→ Written request 1
Repeat the passage of the Hayward court opinion between "AG. G., a minor, by" and "inclusive, Defendants. Defendants.", inclusive.
→ Written request 2
Answer these questions from the Hayward court opinion:
(a) Which court issued the opinion?
(b) What is the case number?
(c) Who serves as guardian ad litem for the two minor plaintiffs?
→ Written request 3
Take the Hayward court opinion further, starting right after its list of parties.

→ Document
UNITED STATES DISTRICT COURT NORTHERN DISTRICT OF CALIFORNIA
Jul 8, 2019
Case No.19-cv-00697-DMR (N.D. Cal. Jul. 8, 2019)

Opinion

Case No.19-cv-00697-DMR

07-08-2019

AG. G., a minor, by and through his guardian ad litem, JESSICA AQUINO; AR. G., a minor, by and through her guardian ad litem, JESSICA AQUINO; KARLA GONSALEZ, individually; and AGUSTIN GONSALEZ, JR., individually; Plaintiffs, v. CITY OF HAYWARD, a municipal corporation; MARK KOLLER, individually; PHILLIP WOOLEY, individually; MICHAEL CLARK, individually; TASHA DECOSTA, individually; and DOES 1-100, inclusive, Defendants. Defendants.

→ Material provided

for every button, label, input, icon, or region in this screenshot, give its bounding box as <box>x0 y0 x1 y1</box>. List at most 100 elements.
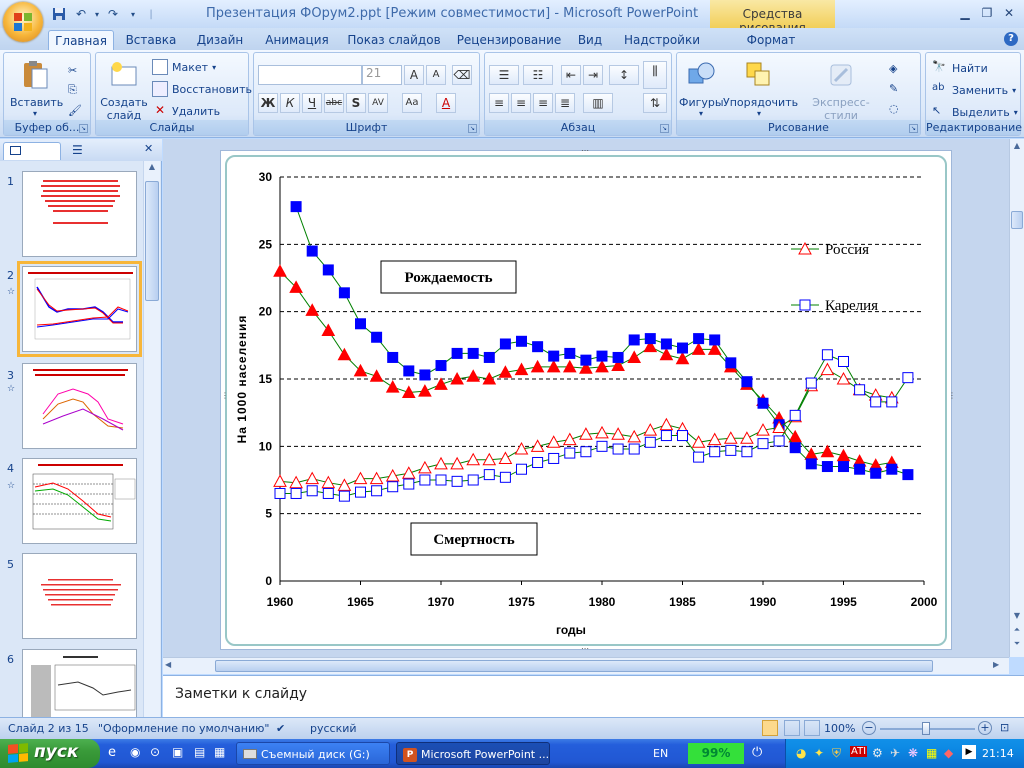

→ Task result 1
AG. G., a minor, by and through his guardian ad litem, JESSICA AQUINO; AR. G., a minor, by and through her guardian ad litem, JESSICA AQUINO; KARLA GONSALEZ, individually; and AGUSTIN GONSALEZ, JR., individually; Plaintiffs, v. CITY OF HAYWARD, a municipal corporation; MARK KOLLER, individually; PHILLIP WOOLEY, individually; MICHAEL CLARK, individually; TASHA DECOSTA, individually; and DOES 1-100, inclusive, Defendants. Defendants.

→ Task result 2
(a) The United States District Court for the Northern District of California.
(b) 19-cv-00697-DMR.
(c) Jessica Aquino.

→ Task result 3
ORDER DENYING DEFENDANTS' MOTION TO DISMISS IN PART AND GRANTING IN PART, AND GRANTING DEFENDANTS' MOTION FOR MORE DEFINITE STATEMENT

Re: Dkt. No. 11

Defendants City of Hayward, Chief of Police Mark Koller, Officer Phillip Wooley, Officer Michael Clark, and Sergeant Tasha DeCosta move to dismiss the First Amended Complaint ("FAC") filed by Plaintiffs AG. G. and AR. G., by and through their guardian ad litem, Jessica Aquino, Karla Gonsalez, and Agustin Gonsalez, Jr. (collectively "Plaintiffs"). Defendants also move for a more definite statement pursuant to Rule 12(e). The court held a hearing on June 27, 2019. Having considered the parties' submissions and oral argument, the court grants the motion to dismiss in part and denies it in part, and grants the motion for a more definite statement.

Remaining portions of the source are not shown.